Your objective | Copy out every line that contains "title".

(Collected data)
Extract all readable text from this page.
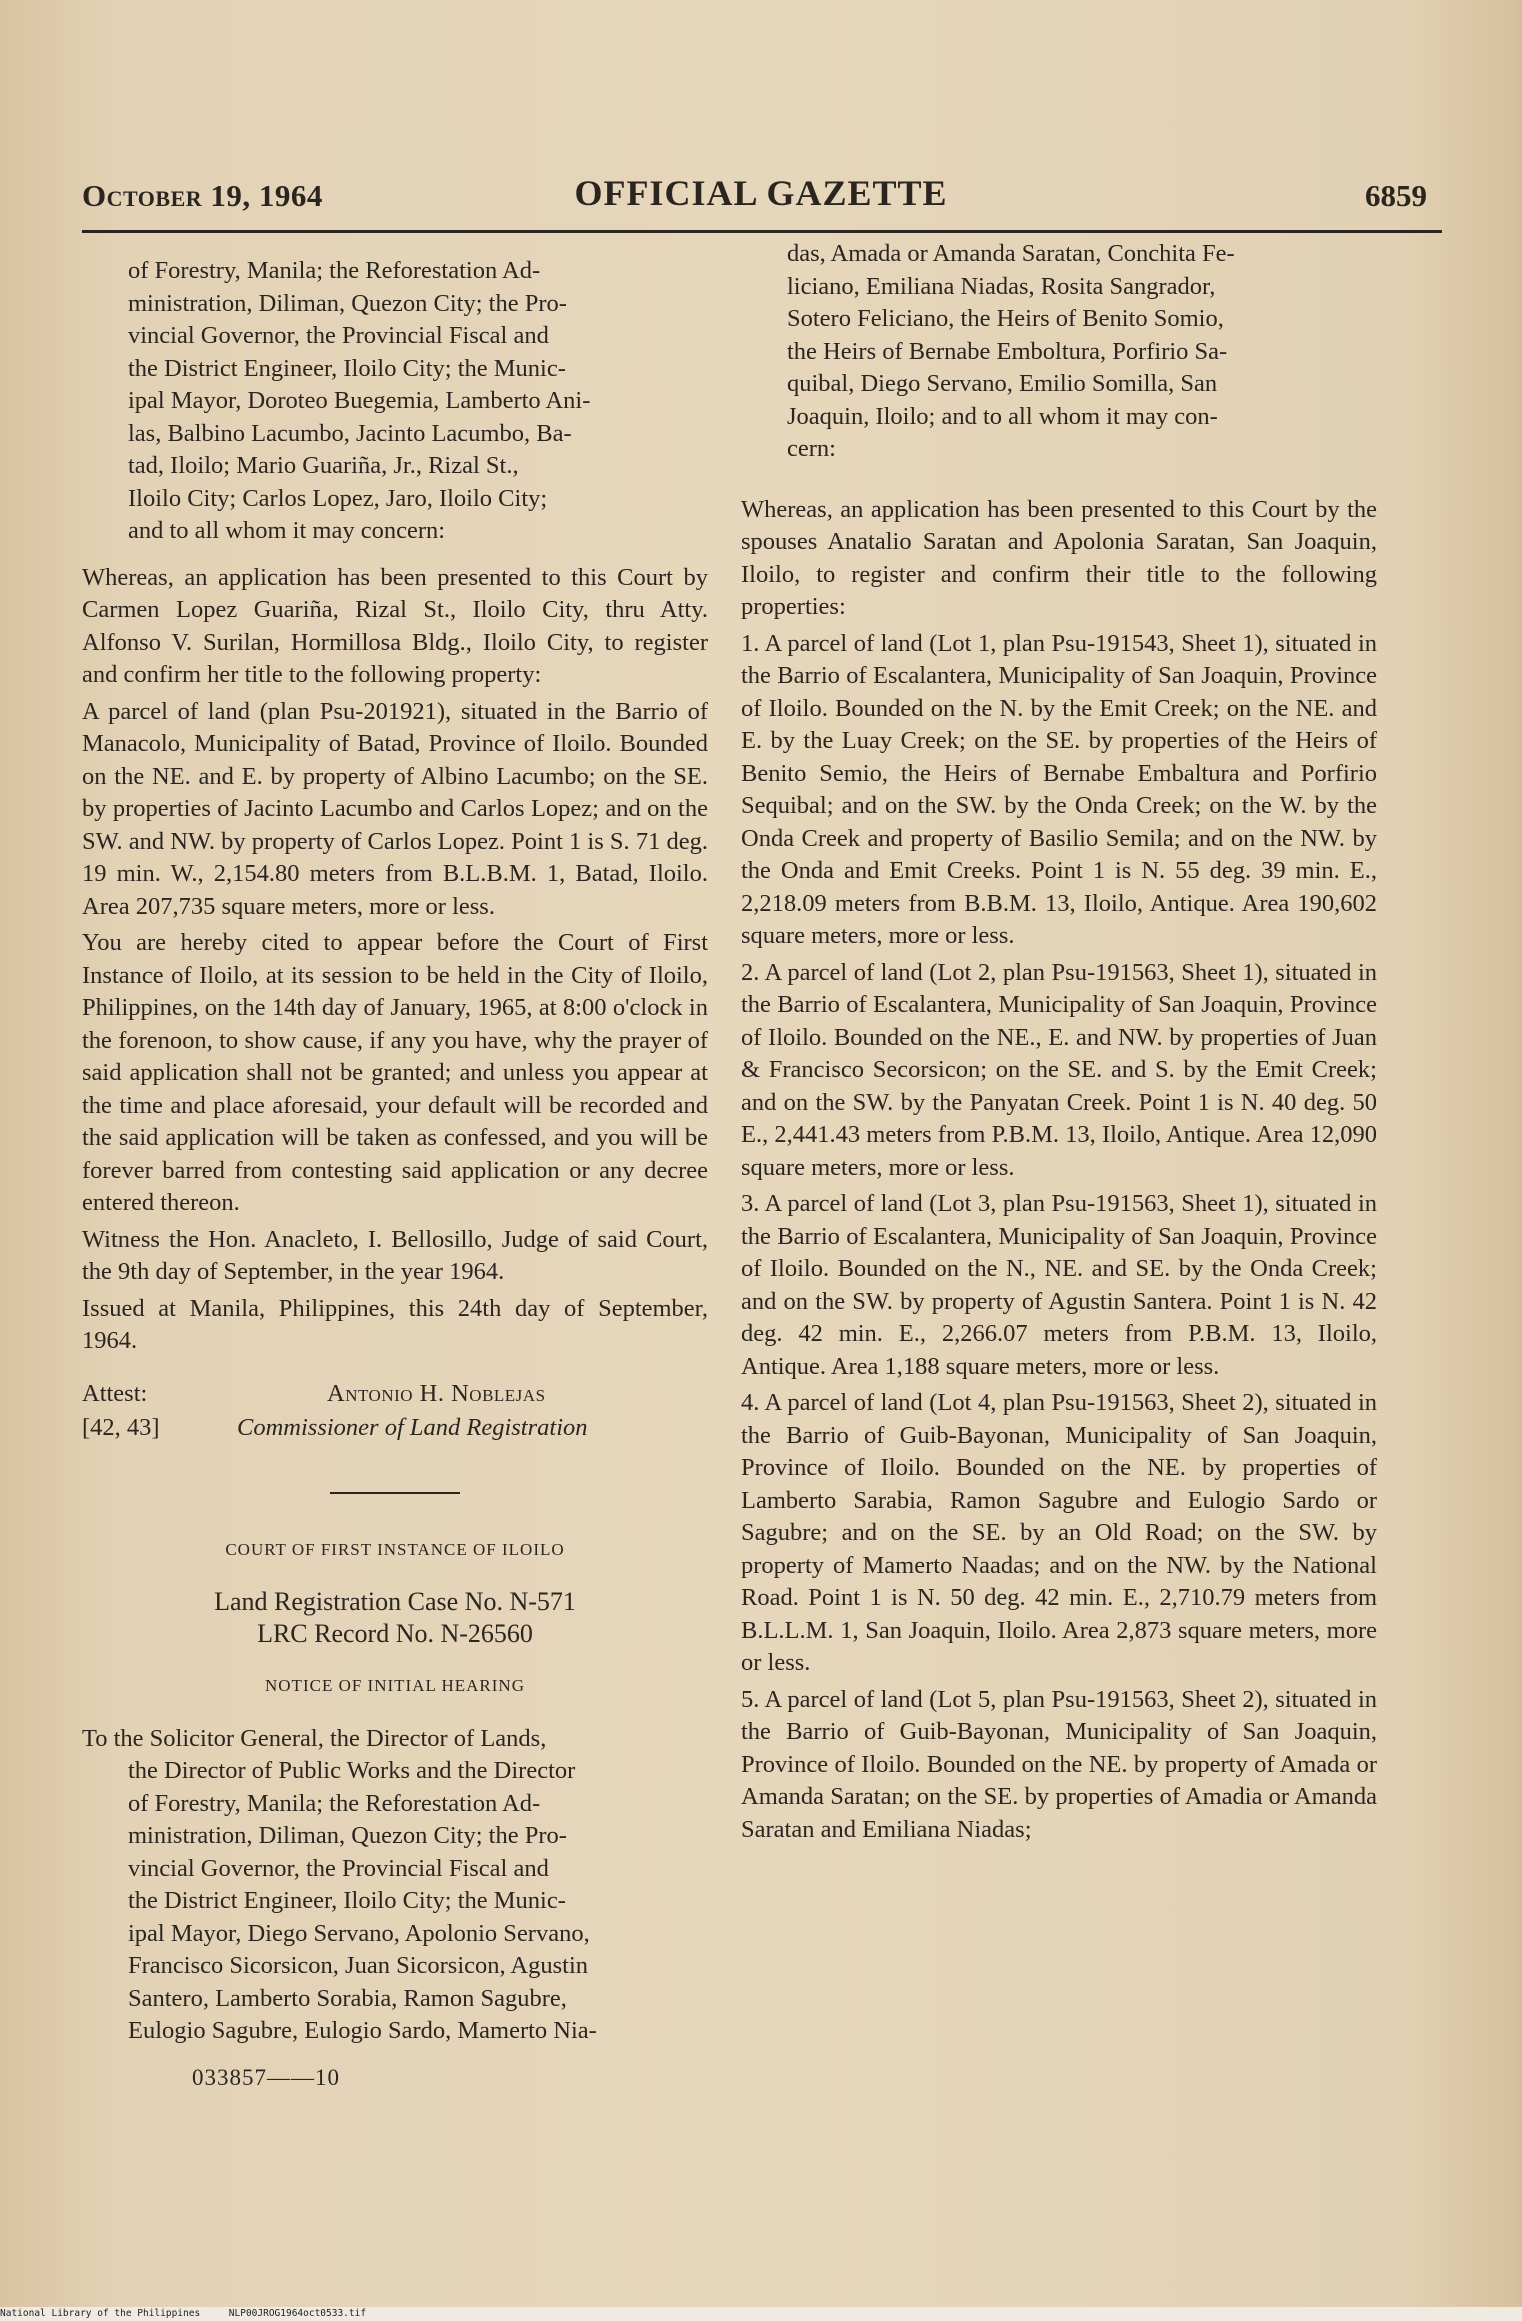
October 19, 1964	OFFICIAL GAZETTE	6859
of Forestry, Manila; the Reforestation Ad-
ministration, Diliman, Quezon City; the Pro-
vincial Governor, the Provincial Fiscal and
the District Engineer, Iloilo City; the Munic-
ipal Mayor, Doroteo Buegemia, Lamberto Ani-
las, Balbino Lacumbo, Jacinto Lacumbo, Ba-
tad, Iloilo; Mario Guariña, Jr., Rizal St.,
Iloilo City; Carlos Lopez, Jaro, Iloilo City;
and to all whom it may concern:

Whereas, an application has been presented to this Court by Carmen Lopez Guariña, Rizal St., Iloilo City, thru Atty. Alfonso V. Surilan, Hormillosa Bldg., Iloilo City, to register and confirm her title to the following property:

A parcel of land (plan Psu-201921), situated in the Barrio of Manacolo, Municipality of Batad, Province of Iloilo. Bounded on the NE. and E. by property of Albino Lacumbo; on the SE. by properties of Jacinto Lacumbo and Carlos Lopez; and on the SW. and NW. by property of Carlos Lopez. Point 1 is S. 71 deg. 19 min. W., 2,154.80 meters from B.L.B.M. 1, Batad, Iloilo. Area 207,735 square meters, more or less.

You are hereby cited to appear before the Court of First Instance of Iloilo, at its session to be held in the City of Iloilo, Philippines, on the 14th day of January, 1965, at 8:00 o'clock in the forenoon, to show cause, if any you have, why the prayer of said application shall not be granted; and unless you appear at the time and place aforesaid, your default will be recorded and the said application will be taken as confessed, and you will be forever barred from contesting said application or any decree entered thereon.

Witness the Hon. Anacleto, I. Bellosillo, Judge of said Court, the 9th day of September, in the year 1964.

Issued at Manila, Philippines, this 24th day of September, 1964.

Attest:	Antonio H. Noblejas
[42, 43]	Commissioner of Land Registration
COURT OF FIRST INSTANCE OF ILOILO
Land Registration Case No. N-571
LRC Record No. N-26560
NOTICE OF INITIAL HEARING
To the Solicitor General, the Director of Lands,
the Director of Public Works and the Director
of Forestry, Manila; the Reforestation Ad-
ministration, Diliman, Quezon City; the Pro-
vincial Governor, the Provincial Fiscal and
the District Engineer, Iloilo City; the Munic-
ipal Mayor, Diego Servano, Apolonio Servano,
Francisco Sicorsicon, Juan Sicorsicon, Agustin
Santero, Lamberto Sorabia, Ramon Sagubre,
Eulogio Sagubre, Eulogio Sardo, Mamerto Nia-
033857——10
das, Amada or Amanda Saratan, Conchita Fe-
liciano, Emiliana Niadas, Rosita Sangrador,
Sotero Feliciano, the Heirs of Benito Somio,
the Heirs of Bernabe Emboltura, Porfirio Sa-
quibal, Diego Servano, Emilio Somilla, San
Joaquin, Iloilo; and to all whom it may con-
cern:

Whereas, an application has been presented to this Court by the spouses Anatalio Saratan and Apolonia Saratan, San Joaquin, Iloilo, to register and confirm their title to the following properties:

1. A parcel of land (Lot 1, plan Psu-191543, Sheet 1), situated in the Barrio of Escalantera, Municipality of San Joaquin, Province of Iloilo. Bounded on the N. by the Emit Creek; on the NE. and E. by the Luay Creek; on the SE. by properties of the Heirs of Benito Semio, the Heirs of Bernabe Embaltura and Porfirio Sequibal; and on the SW. by the Onda Creek; on the W. by the Onda Creek and property of Basilio Semila; and on the NW. by the Onda and Emit Creeks. Point 1 is N. 55 deg. 39 min. E., 2,218.09 meters from B.B.M. 13, Iloilo, Antique. Area 190,602 square meters, more or less.

2. A parcel of land (Lot 2, plan Psu-191563, Sheet 1), situated in the Barrio of Escalantera, Municipality of San Joaquin, Province of Iloilo. Bounded on the NE., E. and NW. by properties of Juan & Francisco Secorsicon; on the SE. and S. by the Emit Creek; and on the SW. by the Panyatan Creek. Point 1 is N. 40 deg. 50 E., 2,441.43 meters from P.B.M. 13, Iloilo, Antique. Area 12,090 square meters, more or less.

3. A parcel of land (Lot 3, plan Psu-191563, Sheet 1), situated in the Barrio of Escalantera, Municipality of San Joaquin, Province of Iloilo. Bounded on the N., NE. and SE. by the Onda Creek; and on the SW. by property of Agustin Santera. Point 1 is N. 42 deg. 42 min. E., 2,266.07 meters from P.B.M. 13, Iloilo, Antique. Area 1,188 square meters, more or less.

4. A parcel of land (Lot 4, plan Psu-191563, Sheet 2), situated in the Barrio of Guib-Bayonan, Municipality of San Joaquin, Province of Iloilo. Bounded on the NE. by properties of Lamberto Sarabia, Ramon Sagubre and Eulogio Sardo or Sagubre; and on the SE. by an Old Road; on the SW. by property of Mamerto Naadas; and on the NW. by the National Road. Point 1 is N. 50 deg. 42 min. E., 2,710.79 meters from B.L.L.M. 1, San Joaquin, Iloilo. Area 2,873 square meters, more or less.

5. A parcel of land (Lot 5, plan Psu-191563, Sheet 2), situated in the Barrio of Guib-Bayonan, Municipality of San Joaquin, Province of Iloilo. Bounded on the NE. by property of Amada or Amanda Saratan; on the SE. by properties of Amadia or Amanda Saratan and Emiliana Niadas;

National Library of the Philippines     NLP00JROG1964oct0533.tif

The output |
Whereas, an application has been presented to this Court by Carmen Lopez Guariña, Rizal St., Iloilo City, thru Atty. Alfonso V. Surilan, Hormillosa Bldg., Iloilo City, to register and confirm her title to the following property:
Whereas, an application has been presented to this Court by the spouses Anatalio Saratan and Apolonia Saratan, San Joaquin, Iloilo, to register and confirm their title to the following properties:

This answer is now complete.